## [Exercise brief]
The entries below should be quoted exactly, with no pictures carried over.

-------- Information given --------

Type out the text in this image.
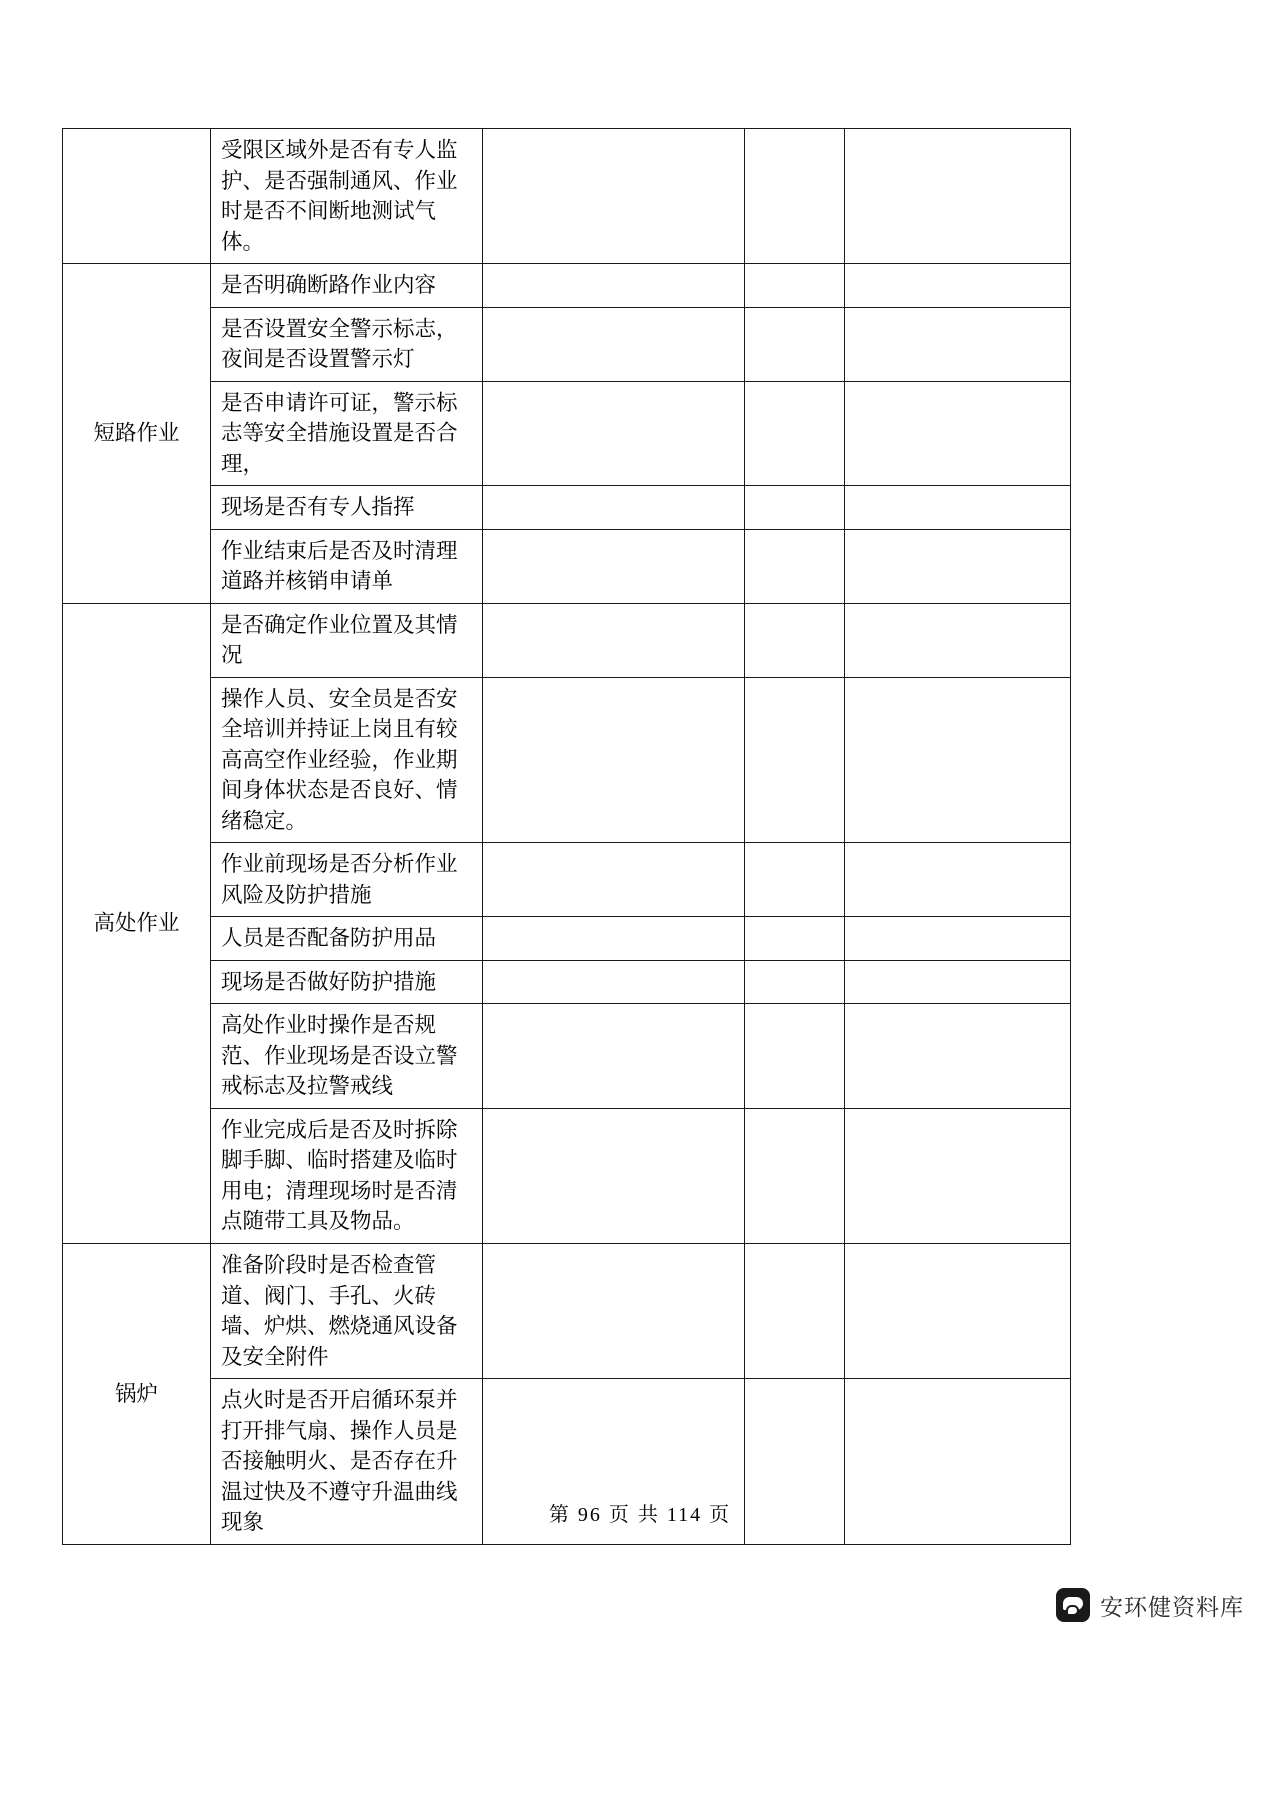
	受限区域外是否有专人监护、是否强制通风、作业时是否不间断地测试气体。			
短路作业	是否明确断路作业内容			
	是否设置安全警示标志，夜间是否设置警示灯			
	是否申请许可证，警示标志等安全措施设置是否合理，			
	现场是否有专人指挥			
	作业结束后是否及时清理道路并核销申请单			
高处作业	是否确定作业位置及其情况			
	操作人员、安全员是否安全培训并持证上岗且有较高高空作业经验，作业期间身体状态是否良好、情绪稳定。			
	作业前现场是否分析作业风险及防护措施			
	人员是否配备防护用品			
	现场是否做好防护措施			
	高处作业时操作是否规范、作业现场是否设立警戒标志及拉警戒线			
	作业完成后是否及时拆除脚手脚、临时搭建及临时用电；清理现场时是否清点随带工具及物品。			
锅炉	准备阶段时是否检查管道、阀门、手孔、火砖墙、炉烘、燃烧通风设备及安全附件			
	点火时是否开启循环泵并打开排气扇、操作人员是否接触明火、是否存在升温过快及不遵守升温曲线现象				第 96 页 共 114 页
安环健资料库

--------

## [Written answer]
Type out the text in this image.
	受限区域外是否有专人监护、是否强制通风、作业时是否不间断地测试气体。			
短路作业	是否明确断路作业内容			
	是否设置安全警示标志，夜间是否设置警示灯			
	是否申请许可证，警示标志等安全措施设置是否合理，			
	现场是否有专人指挥			
	作业结束后是否及时清理道路并核销申请单			
高处作业	是否确定作业位置及其情况			
	操作人员、安全员是否安全培训并持证上岗且有较高高空作业经验，作业期间身体状态是否良好、情绪稳定。			
	作业前现场是否分析作业风险及防护措施			
	人员是否配备防护用品			
	现场是否做好防护措施			
	高处作业时操作是否规范、作业现场是否设立警戒标志及拉警戒线			
	作业完成后是否及时拆除脚手脚、临时搭建及临时用电；清理现场时是否清点随带工具及物品。			
锅炉	准备阶段时是否检查管道、阀门、手孔、火砖墙、炉烘、燃烧通风设备及安全附件			
	点火时是否开启循环泵并打开排气扇、操作人员是否接触明火、是否存在升温过快及不遵守升温曲线现象				第 96 页 共 114 页
安环健资料库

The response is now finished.